↓
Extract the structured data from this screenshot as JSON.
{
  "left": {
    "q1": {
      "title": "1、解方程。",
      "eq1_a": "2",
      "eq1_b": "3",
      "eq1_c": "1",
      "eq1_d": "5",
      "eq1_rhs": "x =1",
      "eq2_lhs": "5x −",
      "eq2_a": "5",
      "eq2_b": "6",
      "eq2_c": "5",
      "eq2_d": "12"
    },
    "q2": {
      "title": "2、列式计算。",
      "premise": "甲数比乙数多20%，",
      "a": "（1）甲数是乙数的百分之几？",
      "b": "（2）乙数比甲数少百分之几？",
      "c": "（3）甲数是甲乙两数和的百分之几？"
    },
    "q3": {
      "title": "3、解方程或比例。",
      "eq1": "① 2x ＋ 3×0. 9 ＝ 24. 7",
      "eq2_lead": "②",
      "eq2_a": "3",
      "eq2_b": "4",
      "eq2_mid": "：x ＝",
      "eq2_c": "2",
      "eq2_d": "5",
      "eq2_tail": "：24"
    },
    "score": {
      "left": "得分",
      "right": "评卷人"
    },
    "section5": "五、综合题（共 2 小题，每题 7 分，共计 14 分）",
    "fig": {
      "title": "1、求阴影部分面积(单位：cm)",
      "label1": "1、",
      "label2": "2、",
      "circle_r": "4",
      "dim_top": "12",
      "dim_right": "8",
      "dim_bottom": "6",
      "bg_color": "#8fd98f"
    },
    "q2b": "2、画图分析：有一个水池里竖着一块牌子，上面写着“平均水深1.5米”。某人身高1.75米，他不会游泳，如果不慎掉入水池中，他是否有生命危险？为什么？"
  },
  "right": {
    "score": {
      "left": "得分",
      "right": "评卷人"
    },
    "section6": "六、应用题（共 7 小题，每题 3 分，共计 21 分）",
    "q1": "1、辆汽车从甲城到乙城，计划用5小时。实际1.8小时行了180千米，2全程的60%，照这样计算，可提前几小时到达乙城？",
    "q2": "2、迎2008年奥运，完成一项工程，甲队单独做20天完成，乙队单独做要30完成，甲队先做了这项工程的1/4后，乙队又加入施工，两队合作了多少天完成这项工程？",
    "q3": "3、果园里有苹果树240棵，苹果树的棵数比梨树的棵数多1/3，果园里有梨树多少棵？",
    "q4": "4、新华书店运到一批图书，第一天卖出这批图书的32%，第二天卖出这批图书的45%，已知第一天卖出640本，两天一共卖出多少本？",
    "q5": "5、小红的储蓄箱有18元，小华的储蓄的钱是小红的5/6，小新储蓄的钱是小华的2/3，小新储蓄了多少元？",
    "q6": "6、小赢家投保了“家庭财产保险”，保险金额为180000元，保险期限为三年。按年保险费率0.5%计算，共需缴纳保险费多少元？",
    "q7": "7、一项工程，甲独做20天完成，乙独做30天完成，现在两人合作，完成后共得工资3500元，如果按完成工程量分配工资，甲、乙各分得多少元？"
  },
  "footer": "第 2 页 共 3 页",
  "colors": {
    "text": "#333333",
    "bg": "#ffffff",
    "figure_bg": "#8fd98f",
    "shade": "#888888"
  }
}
↑
• [TO BE DONE]:
Give an exact repetition of all the material.

• [ANSWER FOR THE TASK]:
Extract the structured data from this screenshot as JSON.
{
  "left": {
    "q1": {
      "title": "1、解方程。",
      "eq1_a": "2",
      "eq1_b": "3",
      "eq1_c": "1",
      "eq1_d": "5",
      "eq1_rhs": "x =1",
      "eq2_lhs": "5x −",
      "eq2_a": "5",
      "eq2_b": "6",
      "eq2_c": "5",
      "eq2_d": "12"
    },
    "q2": {
      "title": "2、列式计算。",
      "premise": "甲数比乙数多20%，",
      "a": "（1）甲数是乙数的百分之几？",
      "b": "（2）乙数比甲数少百分之几？",
      "c": "（3）甲数是甲乙两数和的百分之几？"
    },
    "q3": {
      "title": "3、解方程或比例。",
      "eq1": "① 2x ＋ 3×0. 9 ＝ 24. 7",
      "eq2_lead": "②",
      "eq2_a": "3",
      "eq2_b": "4",
      "eq2_mid": "：x ＝",
      "eq2_c": "2",
      "eq2_d": "5",
      "eq2_tail": "：24"
    },
    "score": {
      "left": "得分",
      "right": "评卷人"
    },
    "section5": "五、综合题（共 2 小题，每题 7 分，共计 14 分）",
    "fig": {
      "title": "1、求阴影部分面积(单位：cm)",
      "label1": "1、",
      "label2": "2、",
      "circle_r": "4",
      "dim_top": "12",
      "dim_right": "8",
      "dim_bottom": "6",
      "bg_color": "#8fd98f"
    },
    "q2b": "2、画图分析：有一个水池里竖着一块牌子，上面写着“平均水深1.5米”。某人身高1.75米，他不会游泳，如果不慎掉入水池中，他是否有生命危险？为什么？"
  },
  "right": {
    "score": {
      "left": "得分",
      "right": "评卷人"
    },
    "section6": "六、应用题（共 7 小题，每题 3 分，共计 21 分）",
    "q1": "1、辆汽车从甲城到乙城，计划用5小时。实际1.8小时行了180千米，2全程的60%，照这样计算，可提前几小时到达乙城？",
    "q2": "2、迎2008年奥运，完成一项工程，甲队单独做20天完成，乙队单独做要30完成，甲队先做了这项工程的1/4后，乙队又加入施工，两队合作了多少天完成这项工程？",
    "q3": "3、果园里有苹果树240棵，苹果树的棵数比梨树的棵数多1/3，果园里有梨树多少棵？",
    "q4": "4、新华书店运到一批图书，第一天卖出这批图书的32%，第二天卖出这批图书的45%，已知第一天卖出640本，两天一共卖出多少本？",
    "q5": "5、小红的储蓄箱有18元，小华的储蓄的钱是小红的5/6，小新储蓄的钱是小华的2/3，小新储蓄了多少元？",
    "q6": "6、小赢家投保了“家庭财产保险”，保险金额为180000元，保险期限为三年。按年保险费率0.5%计算，共需缴纳保险费多少元？",
    "q7": "7、一项工程，甲独做20天完成，乙独做30天完成，现在两人合作，完成后共得工资3500元，如果按完成工程量分配工资，甲、乙各分得多少元？"
  },
  "footer": "第 2 页 共 3 页",
  "colors": {
    "text": "#333333",
    "bg": "#ffffff",
    "figure_bg": "#8fd98f",
    "shade": "#888888"
  }
}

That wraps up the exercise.